## BEGIN TASK MATERIAL
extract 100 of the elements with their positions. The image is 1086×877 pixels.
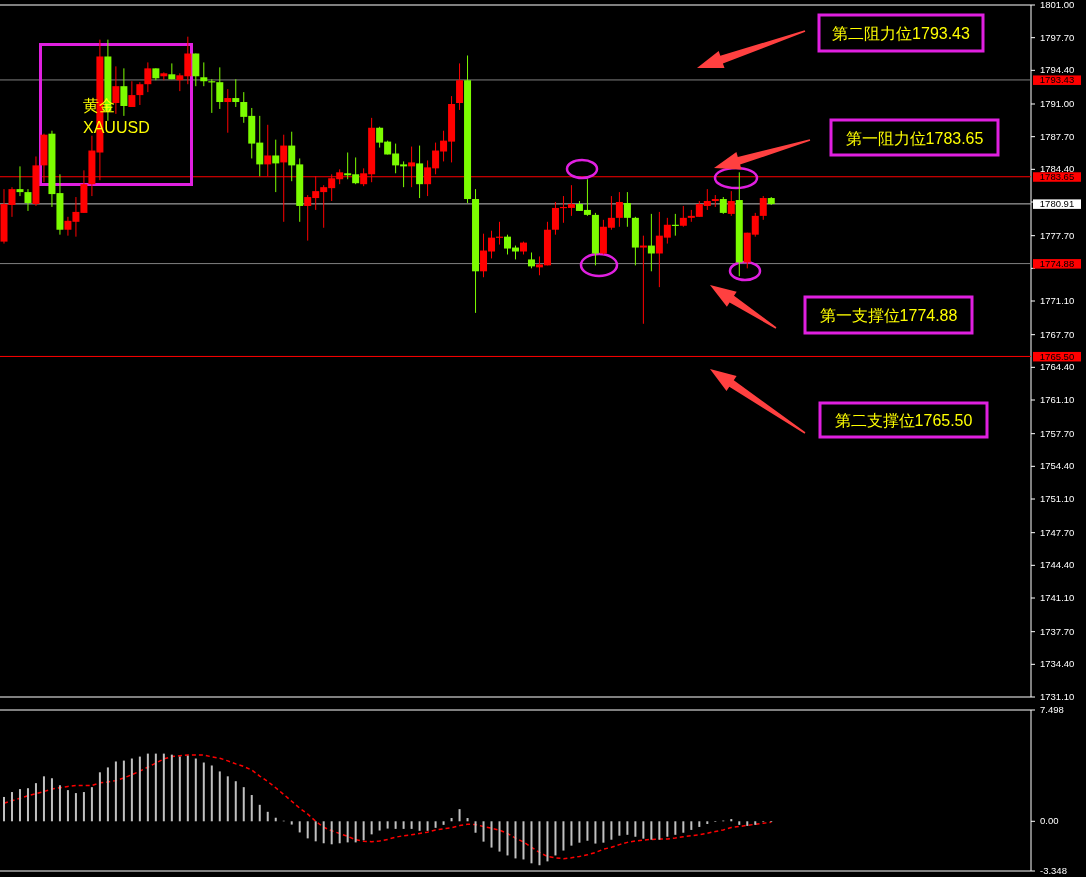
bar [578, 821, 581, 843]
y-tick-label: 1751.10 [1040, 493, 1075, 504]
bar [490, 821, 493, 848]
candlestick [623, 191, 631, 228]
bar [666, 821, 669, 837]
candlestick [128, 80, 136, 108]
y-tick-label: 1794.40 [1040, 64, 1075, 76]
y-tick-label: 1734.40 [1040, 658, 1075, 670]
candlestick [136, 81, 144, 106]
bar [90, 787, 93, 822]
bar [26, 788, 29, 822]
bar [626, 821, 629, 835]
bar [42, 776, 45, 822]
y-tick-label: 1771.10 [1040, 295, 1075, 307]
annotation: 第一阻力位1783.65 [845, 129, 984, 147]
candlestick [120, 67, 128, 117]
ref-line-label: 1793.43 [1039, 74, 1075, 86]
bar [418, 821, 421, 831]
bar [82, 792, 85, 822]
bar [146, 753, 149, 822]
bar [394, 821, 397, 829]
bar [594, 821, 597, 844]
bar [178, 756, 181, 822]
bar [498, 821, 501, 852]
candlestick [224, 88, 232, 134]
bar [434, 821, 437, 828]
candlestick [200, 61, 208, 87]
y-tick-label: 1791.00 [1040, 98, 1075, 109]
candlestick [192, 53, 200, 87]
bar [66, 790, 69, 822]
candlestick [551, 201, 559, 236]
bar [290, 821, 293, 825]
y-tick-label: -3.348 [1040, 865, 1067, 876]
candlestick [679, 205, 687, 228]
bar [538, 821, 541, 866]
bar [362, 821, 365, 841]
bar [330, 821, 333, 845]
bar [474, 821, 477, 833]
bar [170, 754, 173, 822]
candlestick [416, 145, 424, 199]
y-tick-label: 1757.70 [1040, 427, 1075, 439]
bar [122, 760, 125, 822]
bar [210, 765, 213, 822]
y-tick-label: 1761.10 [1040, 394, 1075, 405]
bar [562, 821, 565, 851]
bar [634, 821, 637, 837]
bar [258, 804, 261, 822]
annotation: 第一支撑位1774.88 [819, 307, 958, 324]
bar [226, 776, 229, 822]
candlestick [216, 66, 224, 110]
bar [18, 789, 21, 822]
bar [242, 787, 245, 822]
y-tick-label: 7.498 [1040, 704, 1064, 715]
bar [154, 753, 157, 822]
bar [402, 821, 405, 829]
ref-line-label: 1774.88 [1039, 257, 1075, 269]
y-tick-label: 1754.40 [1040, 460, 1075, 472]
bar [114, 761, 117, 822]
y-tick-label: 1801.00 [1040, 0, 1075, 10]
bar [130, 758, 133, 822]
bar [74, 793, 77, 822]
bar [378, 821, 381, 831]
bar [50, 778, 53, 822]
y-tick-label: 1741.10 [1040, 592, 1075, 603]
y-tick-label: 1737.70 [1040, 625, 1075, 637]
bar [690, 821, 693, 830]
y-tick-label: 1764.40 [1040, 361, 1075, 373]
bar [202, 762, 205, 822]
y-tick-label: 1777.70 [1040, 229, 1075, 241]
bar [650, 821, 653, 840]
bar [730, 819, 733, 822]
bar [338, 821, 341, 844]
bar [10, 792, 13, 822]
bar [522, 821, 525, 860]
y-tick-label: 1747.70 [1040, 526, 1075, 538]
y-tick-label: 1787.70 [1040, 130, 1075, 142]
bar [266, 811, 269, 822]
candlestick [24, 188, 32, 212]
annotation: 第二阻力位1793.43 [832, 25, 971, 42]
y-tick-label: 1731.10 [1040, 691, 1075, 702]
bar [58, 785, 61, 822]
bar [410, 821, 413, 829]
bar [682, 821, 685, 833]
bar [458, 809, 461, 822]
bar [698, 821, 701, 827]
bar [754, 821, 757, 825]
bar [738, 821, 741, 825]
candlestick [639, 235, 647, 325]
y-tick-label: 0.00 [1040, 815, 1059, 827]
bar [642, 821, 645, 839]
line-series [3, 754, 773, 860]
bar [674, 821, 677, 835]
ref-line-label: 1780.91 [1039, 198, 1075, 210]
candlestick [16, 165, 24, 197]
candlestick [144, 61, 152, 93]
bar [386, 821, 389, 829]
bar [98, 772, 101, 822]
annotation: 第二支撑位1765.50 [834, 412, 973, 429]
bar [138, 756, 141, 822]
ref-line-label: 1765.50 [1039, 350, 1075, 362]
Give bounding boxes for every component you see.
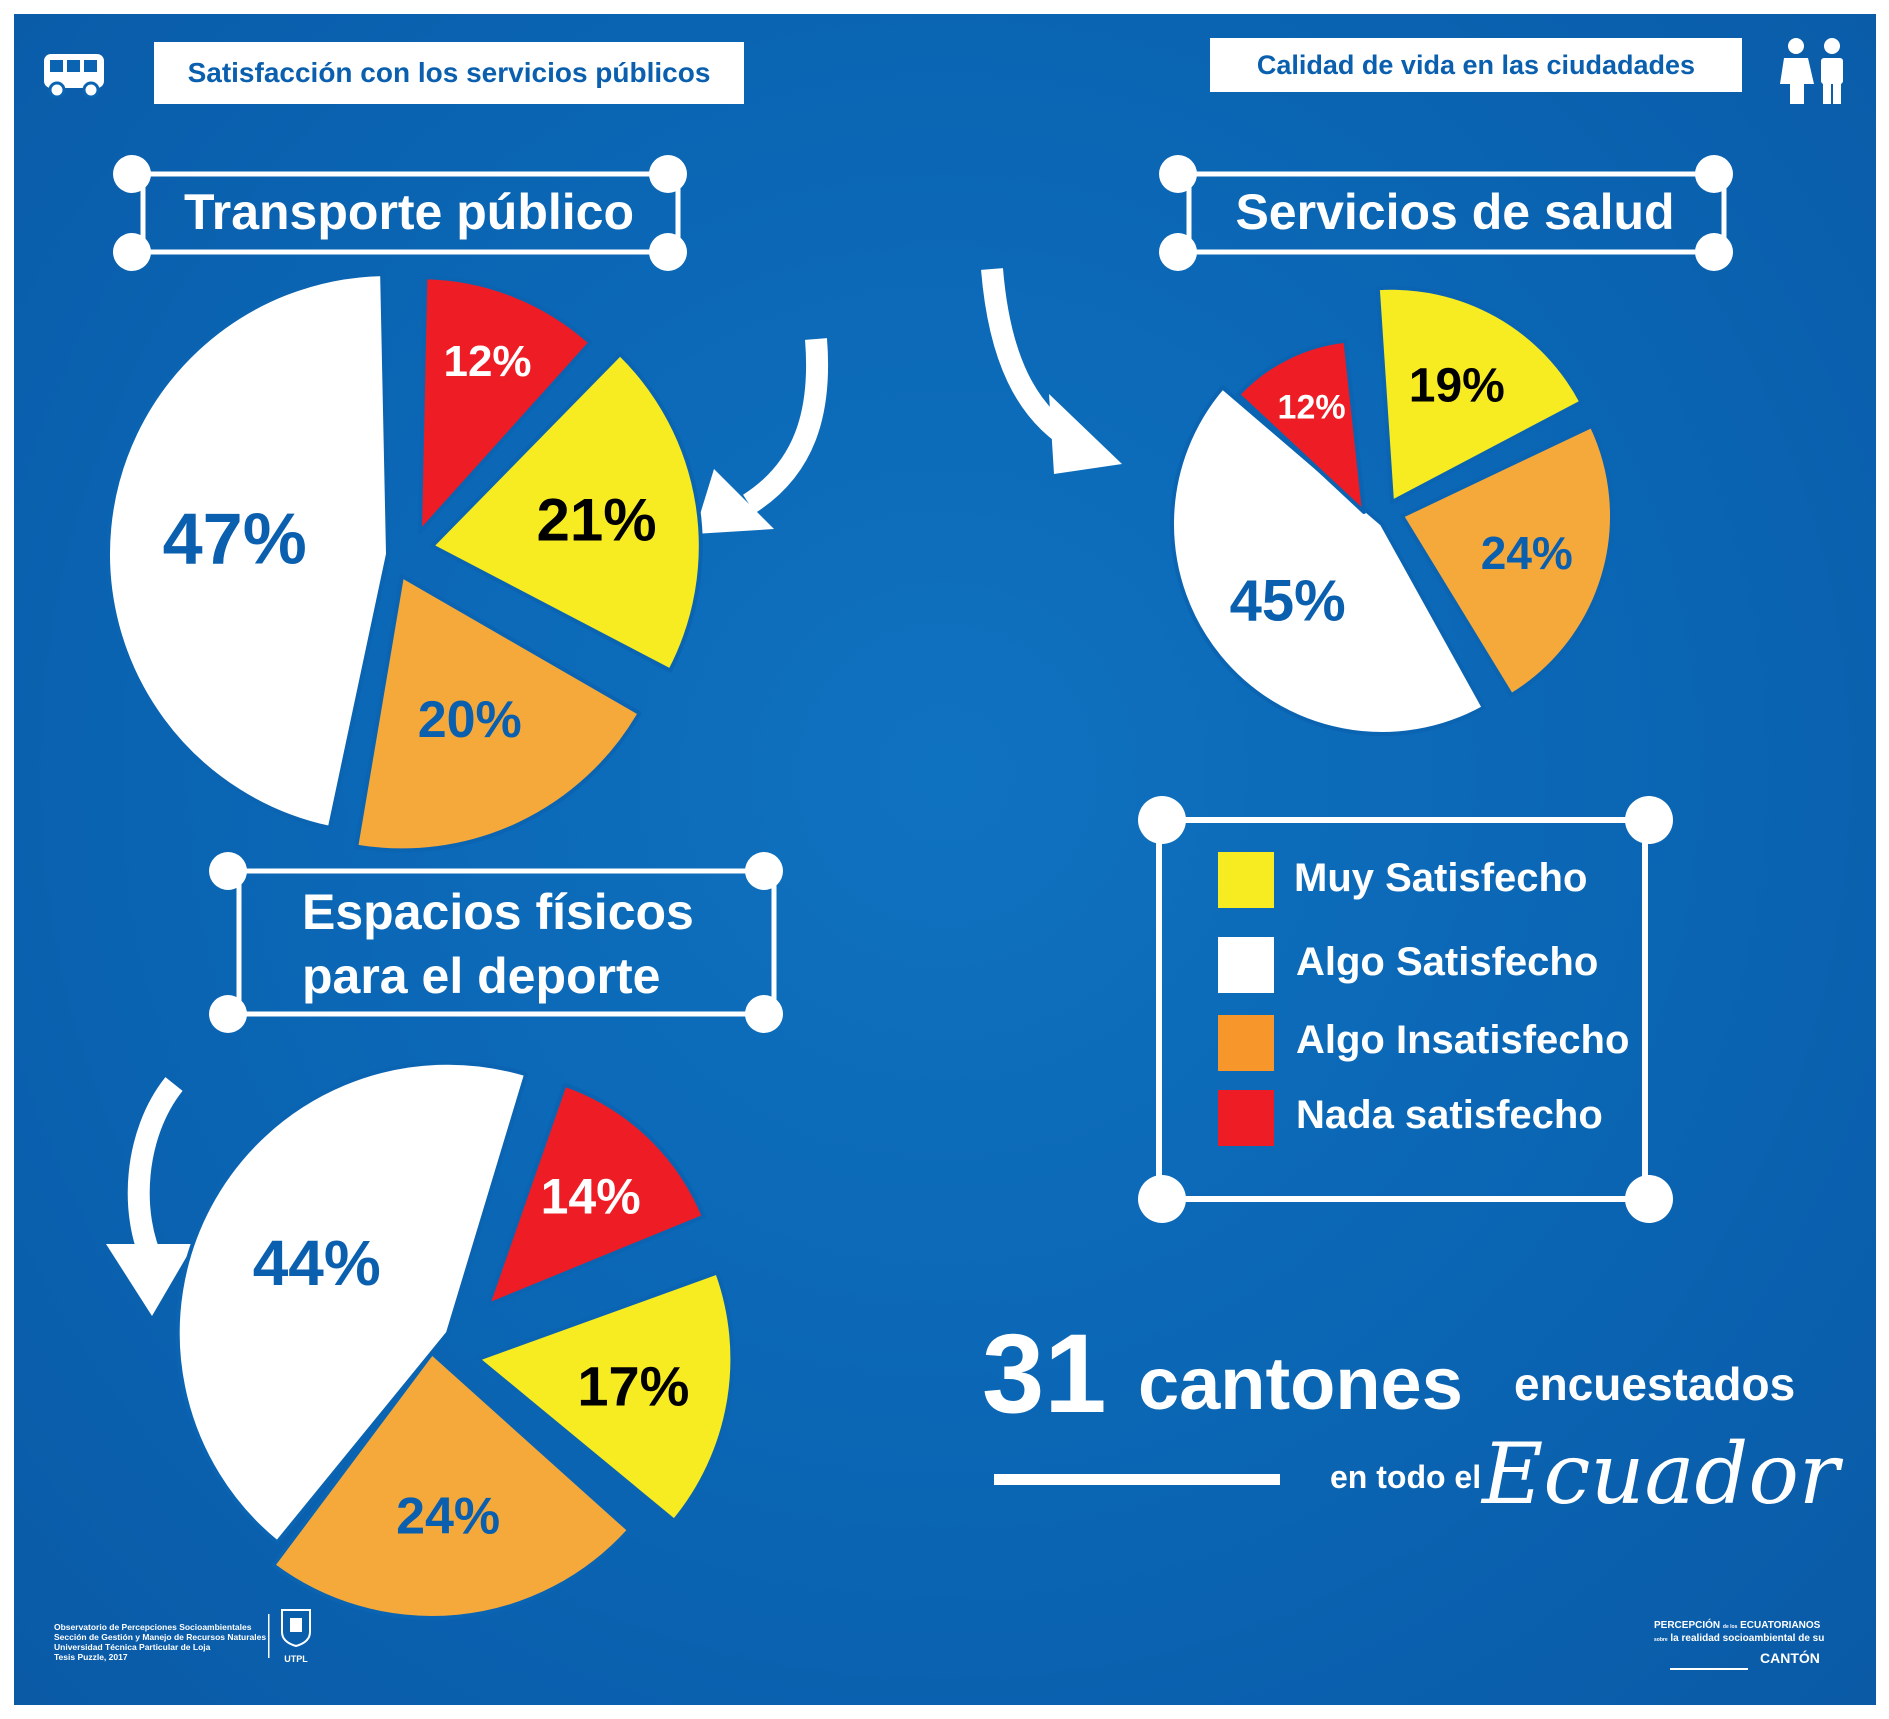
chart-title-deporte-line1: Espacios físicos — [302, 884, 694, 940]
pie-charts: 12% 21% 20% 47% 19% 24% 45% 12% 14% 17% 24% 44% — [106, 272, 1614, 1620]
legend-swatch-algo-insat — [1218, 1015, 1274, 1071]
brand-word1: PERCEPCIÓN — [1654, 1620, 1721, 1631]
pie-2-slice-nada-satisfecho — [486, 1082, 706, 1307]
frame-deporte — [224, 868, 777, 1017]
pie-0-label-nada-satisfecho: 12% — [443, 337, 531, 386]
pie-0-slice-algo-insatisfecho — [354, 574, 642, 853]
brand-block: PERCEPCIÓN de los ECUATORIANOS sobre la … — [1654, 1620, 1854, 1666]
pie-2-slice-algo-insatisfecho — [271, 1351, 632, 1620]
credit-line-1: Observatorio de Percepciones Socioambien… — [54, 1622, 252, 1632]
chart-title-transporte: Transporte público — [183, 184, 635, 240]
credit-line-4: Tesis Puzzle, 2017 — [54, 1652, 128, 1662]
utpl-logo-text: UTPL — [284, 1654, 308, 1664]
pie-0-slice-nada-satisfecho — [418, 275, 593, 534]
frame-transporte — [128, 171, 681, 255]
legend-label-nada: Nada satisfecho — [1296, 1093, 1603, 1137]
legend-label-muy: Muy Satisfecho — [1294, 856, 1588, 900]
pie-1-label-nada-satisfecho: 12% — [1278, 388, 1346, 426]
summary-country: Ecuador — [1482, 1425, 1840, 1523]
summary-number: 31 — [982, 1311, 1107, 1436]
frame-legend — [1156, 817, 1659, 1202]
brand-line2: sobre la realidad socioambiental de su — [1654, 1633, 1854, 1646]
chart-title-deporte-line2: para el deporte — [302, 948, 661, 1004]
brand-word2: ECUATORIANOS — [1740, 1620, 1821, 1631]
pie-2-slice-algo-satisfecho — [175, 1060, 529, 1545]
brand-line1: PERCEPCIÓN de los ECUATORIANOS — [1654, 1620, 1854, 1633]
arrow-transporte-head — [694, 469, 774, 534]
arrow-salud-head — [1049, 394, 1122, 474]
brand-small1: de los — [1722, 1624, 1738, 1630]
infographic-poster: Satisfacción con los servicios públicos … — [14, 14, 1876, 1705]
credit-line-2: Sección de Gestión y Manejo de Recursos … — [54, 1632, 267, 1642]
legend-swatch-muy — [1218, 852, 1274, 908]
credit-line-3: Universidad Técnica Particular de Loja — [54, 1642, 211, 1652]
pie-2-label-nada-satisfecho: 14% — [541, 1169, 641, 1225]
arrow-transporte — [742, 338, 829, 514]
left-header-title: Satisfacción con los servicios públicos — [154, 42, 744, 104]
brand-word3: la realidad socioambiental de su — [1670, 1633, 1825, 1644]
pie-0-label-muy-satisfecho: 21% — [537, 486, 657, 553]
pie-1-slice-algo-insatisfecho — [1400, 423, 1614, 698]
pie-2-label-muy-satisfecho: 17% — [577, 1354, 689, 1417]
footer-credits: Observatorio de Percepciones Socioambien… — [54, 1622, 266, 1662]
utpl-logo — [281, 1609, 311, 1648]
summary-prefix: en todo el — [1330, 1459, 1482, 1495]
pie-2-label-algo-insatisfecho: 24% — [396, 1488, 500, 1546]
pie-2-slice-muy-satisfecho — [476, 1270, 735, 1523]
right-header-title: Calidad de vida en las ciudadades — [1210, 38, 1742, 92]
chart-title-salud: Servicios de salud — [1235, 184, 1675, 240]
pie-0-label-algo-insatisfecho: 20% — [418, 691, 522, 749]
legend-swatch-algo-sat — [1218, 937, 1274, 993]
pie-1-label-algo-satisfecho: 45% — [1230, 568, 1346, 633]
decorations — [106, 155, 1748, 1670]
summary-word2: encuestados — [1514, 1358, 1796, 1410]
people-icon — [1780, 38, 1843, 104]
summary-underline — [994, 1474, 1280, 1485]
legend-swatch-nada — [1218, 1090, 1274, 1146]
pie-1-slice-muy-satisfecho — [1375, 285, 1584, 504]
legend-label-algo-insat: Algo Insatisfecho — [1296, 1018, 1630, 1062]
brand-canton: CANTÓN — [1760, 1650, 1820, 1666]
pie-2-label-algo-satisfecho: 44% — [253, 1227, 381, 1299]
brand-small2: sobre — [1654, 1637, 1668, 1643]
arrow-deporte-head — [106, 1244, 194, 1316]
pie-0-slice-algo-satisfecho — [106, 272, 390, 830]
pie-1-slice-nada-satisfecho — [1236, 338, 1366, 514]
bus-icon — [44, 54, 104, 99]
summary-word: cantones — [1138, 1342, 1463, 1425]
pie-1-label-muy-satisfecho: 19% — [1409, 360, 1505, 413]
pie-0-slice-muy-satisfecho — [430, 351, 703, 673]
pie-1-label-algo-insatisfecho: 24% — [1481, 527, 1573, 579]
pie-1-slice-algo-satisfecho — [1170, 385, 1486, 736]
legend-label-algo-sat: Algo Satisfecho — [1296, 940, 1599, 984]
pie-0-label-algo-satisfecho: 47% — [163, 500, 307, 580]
## END TASK MATERIAL
PROMPT: Extract the rows between the line holding "bar [578, 821, 581, 843]" and the line holding "y-tick-label: 1777.70 [1040, 229, 1075, 241]", inclusive, and repeat them exactly.

ANSWER FOR THE TASK:
bar [578, 821, 581, 843]
y-tick-label: 1751.10 [1040, 493, 1075, 504]
bar [490, 821, 493, 848]
candlestick [623, 191, 631, 228]
bar [666, 821, 669, 837]
candlestick [128, 80, 136, 108]
y-tick-label: 1794.40 [1040, 64, 1075, 76]
y-tick-label: 1734.40 [1040, 658, 1075, 670]
candlestick [136, 81, 144, 106]
bar [90, 787, 93, 822]
bar [26, 788, 29, 822]
bar [626, 821, 629, 835]
bar [42, 776, 45, 822]
y-tick-label: 1771.10 [1040, 295, 1075, 307]
annotation: 第一阻力位1783.65 [845, 129, 984, 147]
candlestick [120, 67, 128, 117]
ref-line-label: 1793.43 [1039, 74, 1075, 86]
bar [418, 821, 421, 831]
bar [82, 792, 85, 822]
bar [146, 753, 149, 822]
bar [394, 821, 397, 829]
bar [594, 821, 597, 844]
bar [178, 756, 181, 822]
bar [498, 821, 501, 852]
candlestick [224, 88, 232, 134]
bar [434, 821, 437, 828]
candlestick [200, 61, 208, 87]
y-tick-label: 1791.00 [1040, 98, 1075, 109]
candlestick [192, 53, 200, 87]
bar [66, 790, 69, 822]
candlestick [551, 201, 559, 236]
bar [290, 821, 293, 825]
y-tick-label: -3.348 [1040, 865, 1067, 876]
candlestick [679, 205, 687, 228]
bar [538, 821, 541, 866]
bar [362, 821, 365, 841]
bar [330, 821, 333, 845]
bar [474, 821, 477, 833]
bar [170, 754, 173, 822]
candlestick [416, 145, 424, 199]
y-tick-label: 1757.70 [1040, 427, 1075, 439]
bar [122, 760, 125, 822]
bar [210, 765, 213, 822]
y-tick-label: 1761.10 [1040, 394, 1075, 405]
bar [562, 821, 565, 851]
bar [634, 821, 637, 837]
bar [258, 804, 261, 822]
annotation: 第一支撑位1774.88 [819, 307, 958, 324]
bar [226, 776, 229, 822]
candlestick [216, 66, 224, 110]
bar [18, 789, 21, 822]
bar [242, 787, 245, 822]
y-tick-label: 7.498 [1040, 704, 1064, 715]
bar [154, 753, 157, 822]
bar [402, 821, 405, 829]
ref-line-label: 1774.88 [1039, 257, 1075, 269]
y-tick-label: 1754.40 [1040, 460, 1075, 472]
bar [114, 761, 117, 822]
y-tick-label: 1801.00 [1040, 0, 1075, 10]
bar [130, 758, 133, 822]
bar [74, 793, 77, 822]
bar [378, 821, 381, 831]
bar [50, 778, 53, 822]
y-tick-label: 1741.10 [1040, 592, 1075, 603]
y-tick-label: 1737.70 [1040, 625, 1075, 637]
bar [690, 821, 693, 830]
y-tick-label: 1764.40 [1040, 361, 1075, 373]
bar [202, 762, 205, 822]
y-tick-label: 1777.70 [1040, 229, 1075, 241]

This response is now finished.